— BEGIN DOCUMENT —

“He Made Me Happy–And God Knows That’s The Most Fantastic Thing!”: Lucille Armstrong’s Condolence Letters Part 5

We have reached the conclusion of our series on Lucille Armstrong’s condolence letters which means we have also reached the conclusion of our posts about the eventful year of 1971. I’ll admit off the bat that when the calendar turned to 2021, I knew there’d have to be posts on the 50th anniversary of Louis’s last engagement at the Waldorf, his passing and funeral, but I didn’t envision a 16-part series covering Louis’s final weeks and the aftermath of his passing in such detail. I hope you’ve enjoyed reading everything as much as I have enjoyed compiling it all. Remember, you can relive the entire 1971 series here.

— END DOCUMENT —

▶ **EXERCISE INSTRUCTIONS**: In the post on Lucille Armstrong's condolence letters, how many parts does the series on Louis's final weeks and the aftermath of his passing run to?

— BEGIN RECORD LIST —

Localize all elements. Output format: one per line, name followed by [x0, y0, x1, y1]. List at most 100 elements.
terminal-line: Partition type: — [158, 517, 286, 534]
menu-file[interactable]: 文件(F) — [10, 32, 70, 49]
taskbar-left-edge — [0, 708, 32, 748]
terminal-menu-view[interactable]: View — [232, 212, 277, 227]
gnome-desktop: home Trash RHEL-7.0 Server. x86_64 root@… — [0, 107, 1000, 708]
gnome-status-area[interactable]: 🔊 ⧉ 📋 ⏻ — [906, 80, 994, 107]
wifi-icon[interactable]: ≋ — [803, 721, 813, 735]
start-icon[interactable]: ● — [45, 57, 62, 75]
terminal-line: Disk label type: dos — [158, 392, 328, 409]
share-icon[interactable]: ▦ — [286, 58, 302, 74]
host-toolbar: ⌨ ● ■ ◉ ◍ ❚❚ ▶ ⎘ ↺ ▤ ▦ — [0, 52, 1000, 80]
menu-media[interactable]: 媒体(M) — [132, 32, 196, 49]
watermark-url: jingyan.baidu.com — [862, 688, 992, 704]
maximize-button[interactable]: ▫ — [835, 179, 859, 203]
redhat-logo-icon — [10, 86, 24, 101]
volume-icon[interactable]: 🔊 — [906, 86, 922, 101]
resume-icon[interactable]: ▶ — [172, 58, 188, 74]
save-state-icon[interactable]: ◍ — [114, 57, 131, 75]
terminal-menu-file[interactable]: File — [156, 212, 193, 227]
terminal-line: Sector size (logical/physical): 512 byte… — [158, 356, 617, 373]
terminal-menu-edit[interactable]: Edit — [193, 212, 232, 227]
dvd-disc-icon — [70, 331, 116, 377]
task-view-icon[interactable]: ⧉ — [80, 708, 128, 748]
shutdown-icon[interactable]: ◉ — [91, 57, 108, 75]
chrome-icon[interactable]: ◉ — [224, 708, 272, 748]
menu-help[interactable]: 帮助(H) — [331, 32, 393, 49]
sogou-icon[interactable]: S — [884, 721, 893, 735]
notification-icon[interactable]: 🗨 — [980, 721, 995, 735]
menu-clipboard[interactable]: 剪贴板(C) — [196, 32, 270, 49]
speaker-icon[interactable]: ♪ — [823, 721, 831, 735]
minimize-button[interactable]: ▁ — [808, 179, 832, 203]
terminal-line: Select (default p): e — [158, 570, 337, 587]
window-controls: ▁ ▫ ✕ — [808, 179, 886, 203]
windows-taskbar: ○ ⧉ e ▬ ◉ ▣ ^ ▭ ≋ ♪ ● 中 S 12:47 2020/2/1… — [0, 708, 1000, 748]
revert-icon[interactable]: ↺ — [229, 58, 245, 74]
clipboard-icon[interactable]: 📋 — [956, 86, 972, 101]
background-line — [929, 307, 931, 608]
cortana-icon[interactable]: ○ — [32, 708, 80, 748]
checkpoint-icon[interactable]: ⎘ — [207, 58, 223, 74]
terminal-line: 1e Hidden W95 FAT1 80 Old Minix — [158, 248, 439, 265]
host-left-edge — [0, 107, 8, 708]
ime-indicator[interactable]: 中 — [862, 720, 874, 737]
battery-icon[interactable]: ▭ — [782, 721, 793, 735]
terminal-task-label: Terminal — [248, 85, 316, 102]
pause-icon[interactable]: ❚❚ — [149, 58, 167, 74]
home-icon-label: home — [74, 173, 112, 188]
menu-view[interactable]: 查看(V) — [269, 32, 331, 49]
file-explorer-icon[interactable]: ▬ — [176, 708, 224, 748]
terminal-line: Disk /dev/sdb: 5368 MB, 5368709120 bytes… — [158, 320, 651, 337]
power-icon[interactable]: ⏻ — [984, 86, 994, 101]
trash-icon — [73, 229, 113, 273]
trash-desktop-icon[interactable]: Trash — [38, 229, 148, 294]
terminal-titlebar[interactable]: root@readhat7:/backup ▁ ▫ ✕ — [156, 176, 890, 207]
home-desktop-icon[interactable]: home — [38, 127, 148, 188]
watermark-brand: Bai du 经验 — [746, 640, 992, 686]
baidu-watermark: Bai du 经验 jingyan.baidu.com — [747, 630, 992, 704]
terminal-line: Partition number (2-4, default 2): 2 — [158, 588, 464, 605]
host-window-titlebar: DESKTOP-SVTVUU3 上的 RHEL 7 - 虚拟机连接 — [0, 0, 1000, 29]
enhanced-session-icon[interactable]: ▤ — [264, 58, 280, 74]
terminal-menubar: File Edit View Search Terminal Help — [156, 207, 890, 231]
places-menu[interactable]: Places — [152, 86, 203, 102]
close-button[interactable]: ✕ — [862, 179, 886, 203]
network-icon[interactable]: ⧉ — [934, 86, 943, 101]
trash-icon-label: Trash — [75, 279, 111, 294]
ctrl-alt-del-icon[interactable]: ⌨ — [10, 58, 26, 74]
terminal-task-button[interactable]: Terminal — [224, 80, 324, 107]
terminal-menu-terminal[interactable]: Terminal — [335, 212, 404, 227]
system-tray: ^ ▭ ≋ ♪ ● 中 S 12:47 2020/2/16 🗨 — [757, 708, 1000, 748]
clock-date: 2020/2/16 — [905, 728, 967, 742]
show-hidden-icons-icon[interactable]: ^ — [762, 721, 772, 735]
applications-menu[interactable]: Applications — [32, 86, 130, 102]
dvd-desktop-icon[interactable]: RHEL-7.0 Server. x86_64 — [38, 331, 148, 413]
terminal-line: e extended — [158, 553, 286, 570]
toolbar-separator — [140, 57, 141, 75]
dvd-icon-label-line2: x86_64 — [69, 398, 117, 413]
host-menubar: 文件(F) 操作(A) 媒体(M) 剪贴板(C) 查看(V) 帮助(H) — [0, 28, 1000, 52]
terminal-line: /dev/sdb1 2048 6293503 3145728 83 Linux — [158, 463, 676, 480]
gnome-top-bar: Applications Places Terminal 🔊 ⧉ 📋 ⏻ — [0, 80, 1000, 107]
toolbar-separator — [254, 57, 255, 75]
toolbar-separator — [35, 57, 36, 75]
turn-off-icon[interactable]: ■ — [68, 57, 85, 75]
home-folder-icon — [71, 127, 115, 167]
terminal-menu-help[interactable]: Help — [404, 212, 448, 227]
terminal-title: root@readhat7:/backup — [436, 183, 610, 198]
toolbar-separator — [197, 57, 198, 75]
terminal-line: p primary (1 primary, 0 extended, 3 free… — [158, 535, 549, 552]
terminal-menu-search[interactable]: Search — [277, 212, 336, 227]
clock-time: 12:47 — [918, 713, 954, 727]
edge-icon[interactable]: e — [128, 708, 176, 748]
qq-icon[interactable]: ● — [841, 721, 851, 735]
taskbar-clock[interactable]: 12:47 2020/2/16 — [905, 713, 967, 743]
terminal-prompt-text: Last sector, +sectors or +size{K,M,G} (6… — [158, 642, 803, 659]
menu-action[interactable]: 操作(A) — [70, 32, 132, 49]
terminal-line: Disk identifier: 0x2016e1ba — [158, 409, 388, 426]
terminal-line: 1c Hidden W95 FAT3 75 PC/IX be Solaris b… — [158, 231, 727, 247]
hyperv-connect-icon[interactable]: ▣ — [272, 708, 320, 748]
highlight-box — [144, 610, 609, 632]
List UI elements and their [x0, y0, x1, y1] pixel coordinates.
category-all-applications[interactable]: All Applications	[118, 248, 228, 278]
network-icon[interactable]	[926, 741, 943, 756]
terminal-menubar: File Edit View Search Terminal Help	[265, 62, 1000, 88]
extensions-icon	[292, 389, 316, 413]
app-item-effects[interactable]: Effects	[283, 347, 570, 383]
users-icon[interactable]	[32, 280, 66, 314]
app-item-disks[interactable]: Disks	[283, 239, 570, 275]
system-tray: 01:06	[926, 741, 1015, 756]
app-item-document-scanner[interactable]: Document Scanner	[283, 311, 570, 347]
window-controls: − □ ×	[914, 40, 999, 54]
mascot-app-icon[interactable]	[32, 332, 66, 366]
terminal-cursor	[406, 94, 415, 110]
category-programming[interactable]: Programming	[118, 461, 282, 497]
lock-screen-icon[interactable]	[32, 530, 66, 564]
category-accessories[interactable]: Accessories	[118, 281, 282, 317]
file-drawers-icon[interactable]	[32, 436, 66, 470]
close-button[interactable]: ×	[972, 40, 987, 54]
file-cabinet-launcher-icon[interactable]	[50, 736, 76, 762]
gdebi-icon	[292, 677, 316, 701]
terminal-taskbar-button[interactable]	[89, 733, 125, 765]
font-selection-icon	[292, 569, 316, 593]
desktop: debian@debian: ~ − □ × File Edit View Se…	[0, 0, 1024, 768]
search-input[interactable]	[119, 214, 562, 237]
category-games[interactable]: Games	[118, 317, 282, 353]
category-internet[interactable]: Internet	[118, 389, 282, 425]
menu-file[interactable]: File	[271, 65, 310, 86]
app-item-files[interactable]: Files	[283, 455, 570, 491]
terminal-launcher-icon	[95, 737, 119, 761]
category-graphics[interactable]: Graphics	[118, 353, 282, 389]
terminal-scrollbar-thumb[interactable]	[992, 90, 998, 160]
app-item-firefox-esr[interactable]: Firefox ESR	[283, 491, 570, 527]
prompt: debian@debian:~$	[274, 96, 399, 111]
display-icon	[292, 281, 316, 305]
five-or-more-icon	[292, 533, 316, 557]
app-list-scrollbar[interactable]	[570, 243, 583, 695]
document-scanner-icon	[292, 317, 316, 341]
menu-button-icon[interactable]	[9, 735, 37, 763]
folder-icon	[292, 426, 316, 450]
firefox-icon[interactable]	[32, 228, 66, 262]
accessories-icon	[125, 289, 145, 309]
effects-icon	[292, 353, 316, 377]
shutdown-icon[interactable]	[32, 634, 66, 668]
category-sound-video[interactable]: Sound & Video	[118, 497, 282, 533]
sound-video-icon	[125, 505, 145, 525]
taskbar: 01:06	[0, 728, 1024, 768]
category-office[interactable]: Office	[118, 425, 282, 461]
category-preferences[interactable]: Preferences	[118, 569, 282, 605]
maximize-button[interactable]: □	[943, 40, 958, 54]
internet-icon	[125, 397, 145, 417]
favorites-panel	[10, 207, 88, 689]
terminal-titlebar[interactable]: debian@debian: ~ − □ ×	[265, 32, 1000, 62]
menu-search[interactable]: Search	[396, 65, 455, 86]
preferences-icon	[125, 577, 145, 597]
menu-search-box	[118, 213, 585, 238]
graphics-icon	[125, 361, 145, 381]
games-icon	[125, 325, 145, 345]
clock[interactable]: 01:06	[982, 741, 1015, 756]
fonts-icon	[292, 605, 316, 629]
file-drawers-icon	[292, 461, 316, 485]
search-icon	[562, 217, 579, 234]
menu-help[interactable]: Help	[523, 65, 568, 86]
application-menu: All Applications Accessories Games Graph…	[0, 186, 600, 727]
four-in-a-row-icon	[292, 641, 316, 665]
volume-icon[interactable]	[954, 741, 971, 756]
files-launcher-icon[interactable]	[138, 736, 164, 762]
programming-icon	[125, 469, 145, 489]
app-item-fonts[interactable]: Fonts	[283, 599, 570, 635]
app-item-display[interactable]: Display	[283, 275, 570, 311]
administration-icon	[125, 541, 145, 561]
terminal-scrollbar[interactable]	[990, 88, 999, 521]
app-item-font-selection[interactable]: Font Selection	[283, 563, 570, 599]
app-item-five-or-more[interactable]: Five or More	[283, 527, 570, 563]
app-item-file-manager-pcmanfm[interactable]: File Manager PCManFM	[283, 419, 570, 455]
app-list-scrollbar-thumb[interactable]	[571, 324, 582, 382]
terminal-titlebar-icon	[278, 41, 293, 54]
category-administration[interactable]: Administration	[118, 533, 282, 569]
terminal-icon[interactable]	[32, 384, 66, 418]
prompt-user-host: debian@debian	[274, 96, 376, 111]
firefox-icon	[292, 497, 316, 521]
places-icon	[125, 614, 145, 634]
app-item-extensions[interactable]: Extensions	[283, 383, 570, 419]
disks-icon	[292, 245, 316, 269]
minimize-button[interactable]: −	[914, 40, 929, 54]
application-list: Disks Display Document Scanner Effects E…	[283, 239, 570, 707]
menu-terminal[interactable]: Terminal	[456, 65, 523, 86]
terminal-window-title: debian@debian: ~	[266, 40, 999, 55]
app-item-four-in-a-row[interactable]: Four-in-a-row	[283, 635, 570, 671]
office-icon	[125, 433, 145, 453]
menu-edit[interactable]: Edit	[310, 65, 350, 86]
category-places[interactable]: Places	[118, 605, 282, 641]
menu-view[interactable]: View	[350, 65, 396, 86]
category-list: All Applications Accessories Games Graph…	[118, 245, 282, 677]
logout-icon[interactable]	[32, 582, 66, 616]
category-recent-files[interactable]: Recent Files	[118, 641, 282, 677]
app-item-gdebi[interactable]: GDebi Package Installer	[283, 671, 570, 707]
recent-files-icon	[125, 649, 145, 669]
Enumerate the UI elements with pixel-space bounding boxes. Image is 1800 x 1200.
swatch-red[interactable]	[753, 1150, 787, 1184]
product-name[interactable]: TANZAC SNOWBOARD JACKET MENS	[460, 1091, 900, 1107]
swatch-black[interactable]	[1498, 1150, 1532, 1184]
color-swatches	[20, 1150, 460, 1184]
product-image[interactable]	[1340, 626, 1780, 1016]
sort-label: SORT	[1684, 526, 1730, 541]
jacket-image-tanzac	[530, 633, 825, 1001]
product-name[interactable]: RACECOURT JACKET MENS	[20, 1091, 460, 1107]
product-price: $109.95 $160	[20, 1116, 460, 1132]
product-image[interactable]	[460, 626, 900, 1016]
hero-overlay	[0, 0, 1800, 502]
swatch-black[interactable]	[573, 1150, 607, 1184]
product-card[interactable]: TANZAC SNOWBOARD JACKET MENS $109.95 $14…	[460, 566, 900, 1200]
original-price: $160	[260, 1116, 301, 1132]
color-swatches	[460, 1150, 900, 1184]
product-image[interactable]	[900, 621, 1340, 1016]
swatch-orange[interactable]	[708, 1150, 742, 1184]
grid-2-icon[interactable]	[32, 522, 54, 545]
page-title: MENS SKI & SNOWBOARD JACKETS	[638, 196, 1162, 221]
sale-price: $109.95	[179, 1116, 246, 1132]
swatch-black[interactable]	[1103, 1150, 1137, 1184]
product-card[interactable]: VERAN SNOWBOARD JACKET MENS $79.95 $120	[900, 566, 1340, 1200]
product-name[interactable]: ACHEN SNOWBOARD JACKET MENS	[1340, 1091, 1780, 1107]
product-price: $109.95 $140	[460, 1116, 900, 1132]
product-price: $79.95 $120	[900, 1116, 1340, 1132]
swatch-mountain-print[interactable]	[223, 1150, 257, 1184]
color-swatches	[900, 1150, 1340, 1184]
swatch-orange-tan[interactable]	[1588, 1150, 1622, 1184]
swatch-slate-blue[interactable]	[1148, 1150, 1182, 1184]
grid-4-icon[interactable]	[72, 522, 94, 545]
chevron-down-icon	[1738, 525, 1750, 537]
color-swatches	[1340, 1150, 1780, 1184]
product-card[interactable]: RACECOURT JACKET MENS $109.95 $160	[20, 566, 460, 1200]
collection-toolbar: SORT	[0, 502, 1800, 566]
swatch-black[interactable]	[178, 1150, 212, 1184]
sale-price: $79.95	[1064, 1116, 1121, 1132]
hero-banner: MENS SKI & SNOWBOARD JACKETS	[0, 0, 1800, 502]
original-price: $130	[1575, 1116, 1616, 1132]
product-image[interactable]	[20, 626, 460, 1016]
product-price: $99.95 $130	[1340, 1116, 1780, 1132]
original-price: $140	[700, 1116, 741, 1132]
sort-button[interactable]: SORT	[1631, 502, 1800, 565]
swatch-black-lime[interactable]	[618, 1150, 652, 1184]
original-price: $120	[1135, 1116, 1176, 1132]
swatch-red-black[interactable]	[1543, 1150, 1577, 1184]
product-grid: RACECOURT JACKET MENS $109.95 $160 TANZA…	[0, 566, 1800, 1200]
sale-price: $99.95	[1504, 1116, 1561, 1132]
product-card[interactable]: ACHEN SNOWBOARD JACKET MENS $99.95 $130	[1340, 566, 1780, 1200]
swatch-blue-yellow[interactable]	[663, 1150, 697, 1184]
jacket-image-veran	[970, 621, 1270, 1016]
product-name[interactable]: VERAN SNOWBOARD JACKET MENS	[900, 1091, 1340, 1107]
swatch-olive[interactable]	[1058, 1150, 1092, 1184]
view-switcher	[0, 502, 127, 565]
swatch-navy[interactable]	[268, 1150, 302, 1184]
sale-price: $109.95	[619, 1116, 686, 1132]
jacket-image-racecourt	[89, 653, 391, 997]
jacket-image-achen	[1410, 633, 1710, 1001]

— END RECORD LIST —

▶ **FINAL RESULT**: 16 parts